### [Your task]
Among the lines below, count those containing the word "Блан". Give the number only.
start Material for this task
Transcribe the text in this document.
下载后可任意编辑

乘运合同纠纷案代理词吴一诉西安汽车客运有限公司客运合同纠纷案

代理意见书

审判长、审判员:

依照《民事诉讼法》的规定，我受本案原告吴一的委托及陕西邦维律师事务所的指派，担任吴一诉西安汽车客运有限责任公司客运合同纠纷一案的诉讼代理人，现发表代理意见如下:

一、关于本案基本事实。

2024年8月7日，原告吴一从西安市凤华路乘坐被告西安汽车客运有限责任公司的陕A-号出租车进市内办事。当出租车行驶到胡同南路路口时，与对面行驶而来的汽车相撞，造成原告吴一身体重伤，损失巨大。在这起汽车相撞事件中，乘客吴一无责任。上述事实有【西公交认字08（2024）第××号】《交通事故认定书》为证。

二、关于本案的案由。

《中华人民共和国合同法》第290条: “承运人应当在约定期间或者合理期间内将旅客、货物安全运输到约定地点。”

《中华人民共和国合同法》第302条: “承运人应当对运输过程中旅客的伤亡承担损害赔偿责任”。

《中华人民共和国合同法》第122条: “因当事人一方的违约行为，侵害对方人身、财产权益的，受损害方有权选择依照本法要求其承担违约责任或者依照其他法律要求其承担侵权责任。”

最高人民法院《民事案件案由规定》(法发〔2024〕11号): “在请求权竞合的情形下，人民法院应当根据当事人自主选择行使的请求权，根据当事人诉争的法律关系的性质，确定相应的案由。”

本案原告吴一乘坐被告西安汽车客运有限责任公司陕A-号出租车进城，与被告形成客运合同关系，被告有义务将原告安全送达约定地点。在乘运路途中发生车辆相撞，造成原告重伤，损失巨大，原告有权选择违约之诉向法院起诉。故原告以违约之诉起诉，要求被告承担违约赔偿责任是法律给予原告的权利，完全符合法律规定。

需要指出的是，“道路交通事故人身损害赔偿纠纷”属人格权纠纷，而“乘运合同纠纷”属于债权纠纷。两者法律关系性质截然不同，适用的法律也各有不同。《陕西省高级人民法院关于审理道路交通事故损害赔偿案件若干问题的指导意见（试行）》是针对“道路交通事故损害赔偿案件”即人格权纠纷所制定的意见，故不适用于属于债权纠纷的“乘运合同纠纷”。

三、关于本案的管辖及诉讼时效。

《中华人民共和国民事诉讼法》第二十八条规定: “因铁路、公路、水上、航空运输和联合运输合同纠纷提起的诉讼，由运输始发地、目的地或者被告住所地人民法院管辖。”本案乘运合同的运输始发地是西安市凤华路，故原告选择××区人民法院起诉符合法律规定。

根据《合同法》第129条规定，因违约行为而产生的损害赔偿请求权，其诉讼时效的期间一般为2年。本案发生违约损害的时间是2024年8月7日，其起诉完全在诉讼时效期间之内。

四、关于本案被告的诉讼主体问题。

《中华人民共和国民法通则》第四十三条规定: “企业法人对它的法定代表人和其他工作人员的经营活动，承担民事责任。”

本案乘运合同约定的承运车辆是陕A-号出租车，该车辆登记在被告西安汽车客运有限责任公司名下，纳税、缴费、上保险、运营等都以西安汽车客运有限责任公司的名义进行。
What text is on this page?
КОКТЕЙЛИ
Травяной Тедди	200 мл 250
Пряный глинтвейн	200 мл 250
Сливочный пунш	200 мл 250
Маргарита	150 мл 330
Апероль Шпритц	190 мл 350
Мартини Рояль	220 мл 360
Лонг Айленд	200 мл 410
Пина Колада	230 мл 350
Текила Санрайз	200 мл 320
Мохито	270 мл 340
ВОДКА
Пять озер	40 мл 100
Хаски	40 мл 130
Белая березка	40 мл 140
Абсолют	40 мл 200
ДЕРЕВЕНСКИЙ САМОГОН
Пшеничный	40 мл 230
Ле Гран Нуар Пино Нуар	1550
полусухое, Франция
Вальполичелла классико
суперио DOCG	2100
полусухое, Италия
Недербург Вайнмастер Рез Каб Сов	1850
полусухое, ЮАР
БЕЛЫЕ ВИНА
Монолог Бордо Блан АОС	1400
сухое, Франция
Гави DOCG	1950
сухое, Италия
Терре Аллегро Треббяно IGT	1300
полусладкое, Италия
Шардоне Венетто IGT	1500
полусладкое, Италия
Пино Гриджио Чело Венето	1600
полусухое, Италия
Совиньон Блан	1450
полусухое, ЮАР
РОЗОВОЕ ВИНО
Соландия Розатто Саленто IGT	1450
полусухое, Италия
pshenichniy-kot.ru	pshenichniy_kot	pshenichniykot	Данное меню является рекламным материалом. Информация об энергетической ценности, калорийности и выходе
end Material for this task
### [Expected answer]
2